◆ What you will do: Show each line from the listing that includes the word "color".

(Rows from a figure dataset)
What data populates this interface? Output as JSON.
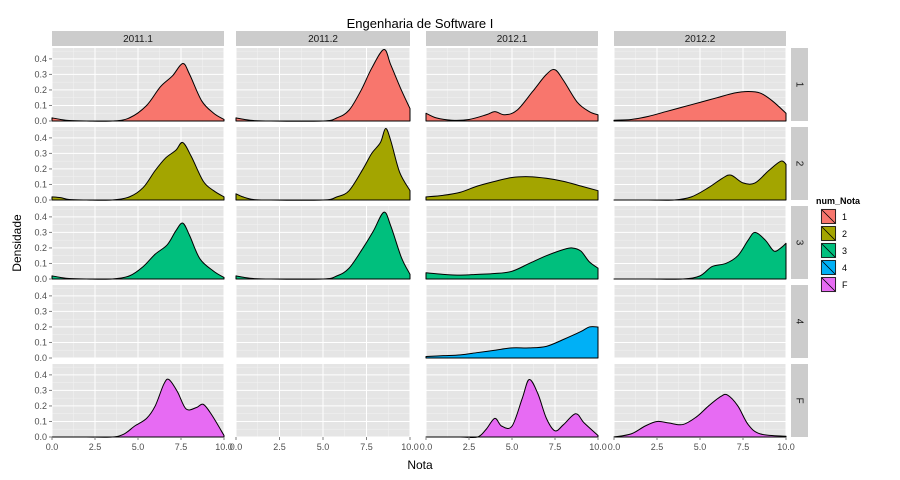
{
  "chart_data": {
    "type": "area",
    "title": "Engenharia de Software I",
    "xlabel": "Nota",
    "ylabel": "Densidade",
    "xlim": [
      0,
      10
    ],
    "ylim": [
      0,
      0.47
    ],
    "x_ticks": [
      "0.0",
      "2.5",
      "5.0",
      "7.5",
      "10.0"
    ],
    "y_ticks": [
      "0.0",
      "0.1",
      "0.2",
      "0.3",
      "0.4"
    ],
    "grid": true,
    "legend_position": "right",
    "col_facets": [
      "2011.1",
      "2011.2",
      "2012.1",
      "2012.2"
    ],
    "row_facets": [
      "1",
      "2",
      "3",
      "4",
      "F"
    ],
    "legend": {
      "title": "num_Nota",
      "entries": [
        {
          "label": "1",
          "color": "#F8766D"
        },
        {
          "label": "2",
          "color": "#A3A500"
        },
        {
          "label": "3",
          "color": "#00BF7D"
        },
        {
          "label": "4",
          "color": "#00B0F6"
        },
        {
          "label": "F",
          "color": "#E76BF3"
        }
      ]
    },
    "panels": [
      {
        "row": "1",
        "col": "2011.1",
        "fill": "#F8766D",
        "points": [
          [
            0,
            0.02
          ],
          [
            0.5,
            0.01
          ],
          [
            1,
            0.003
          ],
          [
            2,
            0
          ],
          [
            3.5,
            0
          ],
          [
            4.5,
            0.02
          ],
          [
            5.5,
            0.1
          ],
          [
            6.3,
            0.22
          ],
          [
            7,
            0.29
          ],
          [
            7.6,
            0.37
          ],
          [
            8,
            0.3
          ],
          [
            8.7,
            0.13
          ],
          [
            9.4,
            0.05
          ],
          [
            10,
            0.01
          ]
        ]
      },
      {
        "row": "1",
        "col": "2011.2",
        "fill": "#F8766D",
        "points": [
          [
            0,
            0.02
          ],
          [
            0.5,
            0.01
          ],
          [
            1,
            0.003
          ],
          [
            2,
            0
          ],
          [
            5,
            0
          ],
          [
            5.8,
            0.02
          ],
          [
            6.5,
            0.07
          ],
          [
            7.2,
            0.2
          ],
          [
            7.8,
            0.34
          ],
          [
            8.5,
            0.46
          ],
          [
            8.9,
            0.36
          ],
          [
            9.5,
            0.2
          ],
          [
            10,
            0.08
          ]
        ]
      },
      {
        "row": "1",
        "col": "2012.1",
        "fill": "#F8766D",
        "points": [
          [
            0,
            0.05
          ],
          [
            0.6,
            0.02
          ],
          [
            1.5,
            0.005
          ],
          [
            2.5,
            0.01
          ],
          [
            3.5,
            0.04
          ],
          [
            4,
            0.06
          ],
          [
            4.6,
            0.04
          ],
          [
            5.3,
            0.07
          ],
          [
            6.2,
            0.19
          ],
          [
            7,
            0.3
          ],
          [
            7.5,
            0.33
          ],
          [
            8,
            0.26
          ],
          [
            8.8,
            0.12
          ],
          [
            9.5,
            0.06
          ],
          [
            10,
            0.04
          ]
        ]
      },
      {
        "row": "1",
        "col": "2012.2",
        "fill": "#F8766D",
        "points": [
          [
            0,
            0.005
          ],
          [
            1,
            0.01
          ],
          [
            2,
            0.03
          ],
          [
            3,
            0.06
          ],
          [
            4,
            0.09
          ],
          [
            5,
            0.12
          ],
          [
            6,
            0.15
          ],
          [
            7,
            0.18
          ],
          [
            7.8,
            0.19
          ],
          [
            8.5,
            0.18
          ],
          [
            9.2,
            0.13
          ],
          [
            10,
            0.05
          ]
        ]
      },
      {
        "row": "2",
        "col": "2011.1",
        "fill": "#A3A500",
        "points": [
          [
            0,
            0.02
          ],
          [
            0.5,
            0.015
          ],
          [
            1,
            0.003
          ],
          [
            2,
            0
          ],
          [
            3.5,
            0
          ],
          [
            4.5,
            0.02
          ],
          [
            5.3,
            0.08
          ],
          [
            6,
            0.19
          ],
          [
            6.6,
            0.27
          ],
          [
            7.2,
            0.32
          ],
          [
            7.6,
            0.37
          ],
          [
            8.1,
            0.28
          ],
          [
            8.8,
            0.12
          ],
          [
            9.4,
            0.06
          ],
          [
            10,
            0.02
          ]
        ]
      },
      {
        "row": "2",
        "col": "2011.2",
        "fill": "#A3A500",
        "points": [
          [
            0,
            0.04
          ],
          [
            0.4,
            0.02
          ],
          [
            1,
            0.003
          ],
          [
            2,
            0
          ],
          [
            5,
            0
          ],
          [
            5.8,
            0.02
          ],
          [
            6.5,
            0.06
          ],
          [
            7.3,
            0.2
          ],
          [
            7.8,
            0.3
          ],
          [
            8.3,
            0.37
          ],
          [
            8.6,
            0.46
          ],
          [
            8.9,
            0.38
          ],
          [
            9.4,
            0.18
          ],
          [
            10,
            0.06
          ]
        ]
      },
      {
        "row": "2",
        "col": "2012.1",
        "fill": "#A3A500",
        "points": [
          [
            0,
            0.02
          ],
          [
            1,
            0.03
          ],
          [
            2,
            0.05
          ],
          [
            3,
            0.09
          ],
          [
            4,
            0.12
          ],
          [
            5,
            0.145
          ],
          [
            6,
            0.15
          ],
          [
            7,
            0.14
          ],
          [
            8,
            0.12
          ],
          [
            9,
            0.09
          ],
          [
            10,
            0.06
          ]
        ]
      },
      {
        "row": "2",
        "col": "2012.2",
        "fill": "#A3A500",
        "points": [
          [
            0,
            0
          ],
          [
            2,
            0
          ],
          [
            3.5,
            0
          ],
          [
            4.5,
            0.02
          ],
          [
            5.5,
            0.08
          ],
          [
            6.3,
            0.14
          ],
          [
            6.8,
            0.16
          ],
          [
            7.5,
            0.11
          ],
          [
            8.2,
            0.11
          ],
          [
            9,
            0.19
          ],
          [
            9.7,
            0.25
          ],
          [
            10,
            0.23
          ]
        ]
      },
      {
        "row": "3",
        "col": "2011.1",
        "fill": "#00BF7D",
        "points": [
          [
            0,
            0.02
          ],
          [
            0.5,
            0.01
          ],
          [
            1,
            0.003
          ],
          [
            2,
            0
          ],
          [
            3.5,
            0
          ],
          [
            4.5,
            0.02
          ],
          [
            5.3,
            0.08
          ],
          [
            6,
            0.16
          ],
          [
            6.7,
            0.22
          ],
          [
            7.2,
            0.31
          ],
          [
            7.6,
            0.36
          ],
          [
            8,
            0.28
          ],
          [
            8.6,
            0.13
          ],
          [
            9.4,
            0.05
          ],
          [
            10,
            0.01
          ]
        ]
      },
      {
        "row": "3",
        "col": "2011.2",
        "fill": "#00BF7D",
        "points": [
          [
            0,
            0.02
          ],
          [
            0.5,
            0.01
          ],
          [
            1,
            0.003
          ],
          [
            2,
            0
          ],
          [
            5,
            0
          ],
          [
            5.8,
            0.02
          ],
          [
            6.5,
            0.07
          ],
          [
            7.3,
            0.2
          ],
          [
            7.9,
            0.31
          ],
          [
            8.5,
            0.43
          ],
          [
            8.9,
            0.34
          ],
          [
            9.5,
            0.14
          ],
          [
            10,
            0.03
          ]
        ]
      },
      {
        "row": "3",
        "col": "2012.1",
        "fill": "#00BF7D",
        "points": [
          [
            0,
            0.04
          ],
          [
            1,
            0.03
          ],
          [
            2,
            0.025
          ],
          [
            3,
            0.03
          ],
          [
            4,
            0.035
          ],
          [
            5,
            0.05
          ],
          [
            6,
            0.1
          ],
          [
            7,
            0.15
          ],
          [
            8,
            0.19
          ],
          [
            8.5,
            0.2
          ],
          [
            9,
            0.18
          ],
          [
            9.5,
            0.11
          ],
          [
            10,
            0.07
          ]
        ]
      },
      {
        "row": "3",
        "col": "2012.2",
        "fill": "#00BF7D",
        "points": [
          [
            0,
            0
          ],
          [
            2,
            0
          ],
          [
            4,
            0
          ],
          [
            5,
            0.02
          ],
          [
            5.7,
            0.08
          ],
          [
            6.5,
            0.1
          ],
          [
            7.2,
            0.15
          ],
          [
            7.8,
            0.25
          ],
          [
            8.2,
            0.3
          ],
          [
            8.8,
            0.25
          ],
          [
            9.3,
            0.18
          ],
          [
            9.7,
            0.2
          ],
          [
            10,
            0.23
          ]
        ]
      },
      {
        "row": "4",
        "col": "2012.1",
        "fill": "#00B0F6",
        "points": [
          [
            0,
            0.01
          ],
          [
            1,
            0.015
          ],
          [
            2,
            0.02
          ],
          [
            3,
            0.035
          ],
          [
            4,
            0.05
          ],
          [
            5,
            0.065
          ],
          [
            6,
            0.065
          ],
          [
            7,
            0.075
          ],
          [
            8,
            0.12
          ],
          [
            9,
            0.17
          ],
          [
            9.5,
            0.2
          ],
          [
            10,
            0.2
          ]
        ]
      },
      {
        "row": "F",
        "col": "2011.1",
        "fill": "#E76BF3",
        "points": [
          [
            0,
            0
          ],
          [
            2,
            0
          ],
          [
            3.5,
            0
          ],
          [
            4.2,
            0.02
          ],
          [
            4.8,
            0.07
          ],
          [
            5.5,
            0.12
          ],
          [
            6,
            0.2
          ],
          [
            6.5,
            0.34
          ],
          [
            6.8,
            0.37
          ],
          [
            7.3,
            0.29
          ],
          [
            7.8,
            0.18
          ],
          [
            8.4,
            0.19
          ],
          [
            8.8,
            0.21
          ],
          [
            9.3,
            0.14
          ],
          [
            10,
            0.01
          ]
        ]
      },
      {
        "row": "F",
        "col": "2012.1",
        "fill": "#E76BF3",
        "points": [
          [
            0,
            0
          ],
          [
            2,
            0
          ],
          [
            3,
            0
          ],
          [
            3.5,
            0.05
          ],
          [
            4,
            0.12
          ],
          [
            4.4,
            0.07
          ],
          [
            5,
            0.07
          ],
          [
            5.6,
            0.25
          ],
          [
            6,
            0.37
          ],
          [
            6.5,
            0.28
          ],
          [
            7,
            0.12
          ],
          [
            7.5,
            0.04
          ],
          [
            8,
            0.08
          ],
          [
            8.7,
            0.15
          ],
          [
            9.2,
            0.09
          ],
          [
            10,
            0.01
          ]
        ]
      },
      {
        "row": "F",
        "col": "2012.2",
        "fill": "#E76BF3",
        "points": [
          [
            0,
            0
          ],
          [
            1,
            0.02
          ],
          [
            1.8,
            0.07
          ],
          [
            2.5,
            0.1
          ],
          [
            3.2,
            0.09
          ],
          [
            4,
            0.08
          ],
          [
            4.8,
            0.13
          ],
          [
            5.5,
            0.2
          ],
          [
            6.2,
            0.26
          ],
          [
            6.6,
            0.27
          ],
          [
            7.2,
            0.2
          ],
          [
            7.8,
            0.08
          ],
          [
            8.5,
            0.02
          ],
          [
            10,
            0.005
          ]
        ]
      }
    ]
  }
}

◆ Answer for this exercise:
          "color": "#F8766D"
          "color": "#A3A500"
          "color": "#00BF7D"
          "color": "#00B0F6"
          "color": "#E76BF3"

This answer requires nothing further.